◆ ENTRIES SHOWN ◆
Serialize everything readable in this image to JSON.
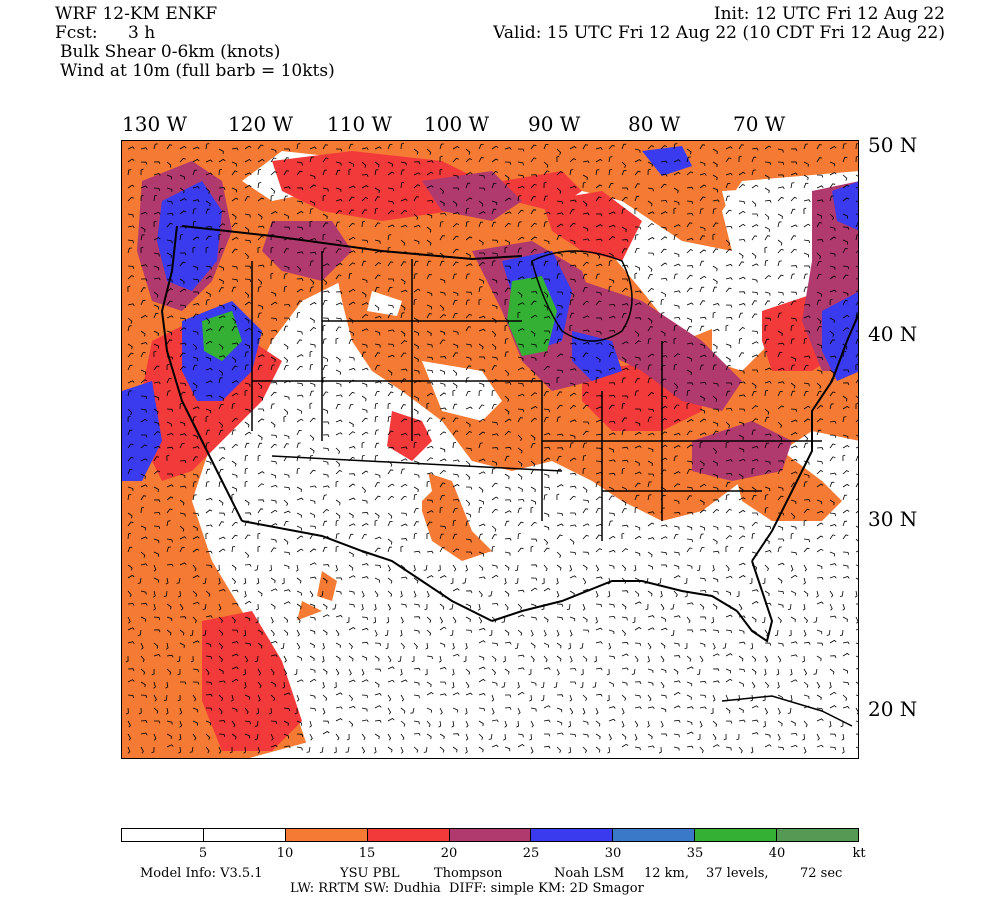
{
  "header": {
    "model": "WRF 12-KM ENKF",
    "fcst_label": "Fcst:",
    "fcst_value": "3 h",
    "field1": "Bulk Shear 0-6km (knots)",
    "field2": "Wind at 10m (full barb = 10kts)",
    "init": "Init: 12 UTC Fri 12 Aug 22",
    "valid": "Valid: 15 UTC Fri 12 Aug 22 (10 CDT Fri 12 Aug 22)"
  },
  "map": {
    "longitude_labels": [
      "130 W",
      "120 W",
      "110 W",
      "100 W",
      "90 W",
      "80 W",
      "70 W"
    ],
    "latitude_labels": [
      "50 N",
      "40 N",
      "30 N",
      "20 N"
    ]
  },
  "colorbar": {
    "colors": [
      "#ffffff",
      "#ffffff",
      "#f57a34",
      "#f23a3a",
      "#b0396e",
      "#3a3aee",
      "#3a78c8",
      "#34b034",
      "#559955"
    ],
    "tick_labels": [
      "5",
      "10",
      "15",
      "20",
      "25",
      "30",
      "35",
      "40",
      "kt"
    ]
  },
  "footer": {
    "line1_model": "Model Info: V3.5.1",
    "line1_pbl": "YSU PBL",
    "line1_mp": "Thompson",
    "line1_lsm": "Noah LSM",
    "line1_res": "12 km,",
    "line1_levels": "37 levels,",
    "line1_dt": "72 sec",
    "line2": "LW: RRTM SW: Dudhia  DIFF: simple KM: 2D Smagor"
  }
}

◆ TASK INSTRUCTIONS ◆
Repeat the material above in full and exactly, omitting the pictures.

◆ SOLUTION TO THIS PROBLEM ◆
Serialize everything readable in this image to JSON.
{
  "header": {
    "model": "WRF 12-KM ENKF",
    "fcst_label": "Fcst:",
    "fcst_value": "3 h",
    "field1": "Bulk Shear 0-6km (knots)",
    "field2": "Wind at 10m (full barb = 10kts)",
    "init": "Init: 12 UTC Fri 12 Aug 22",
    "valid": "Valid: 15 UTC Fri 12 Aug 22 (10 CDT Fri 12 Aug 22)"
  },
  "map": {
    "longitude_labels": [
      "130 W",
      "120 W",
      "110 W",
      "100 W",
      "90 W",
      "80 W",
      "70 W"
    ],
    "latitude_labels": [
      "50 N",
      "40 N",
      "30 N",
      "20 N"
    ]
  },
  "colorbar": {
    "colors": [
      "#ffffff",
      "#ffffff",
      "#f57a34",
      "#f23a3a",
      "#b0396e",
      "#3a3aee",
      "#3a78c8",
      "#34b034",
      "#559955"
    ],
    "tick_labels": [
      "5",
      "10",
      "15",
      "20",
      "25",
      "30",
      "35",
      "40",
      "kt"
    ]
  },
  "footer": {
    "line1_model": "Model Info: V3.5.1",
    "line1_pbl": "YSU PBL",
    "line1_mp": "Thompson",
    "line1_lsm": "Noah LSM",
    "line1_res": "12 km,",
    "line1_levels": "37 levels,",
    "line1_dt": "72 sec",
    "line2": "LW: RRTM SW: Dudhia  DIFF: simple KM: 2D Smagor"
  }
}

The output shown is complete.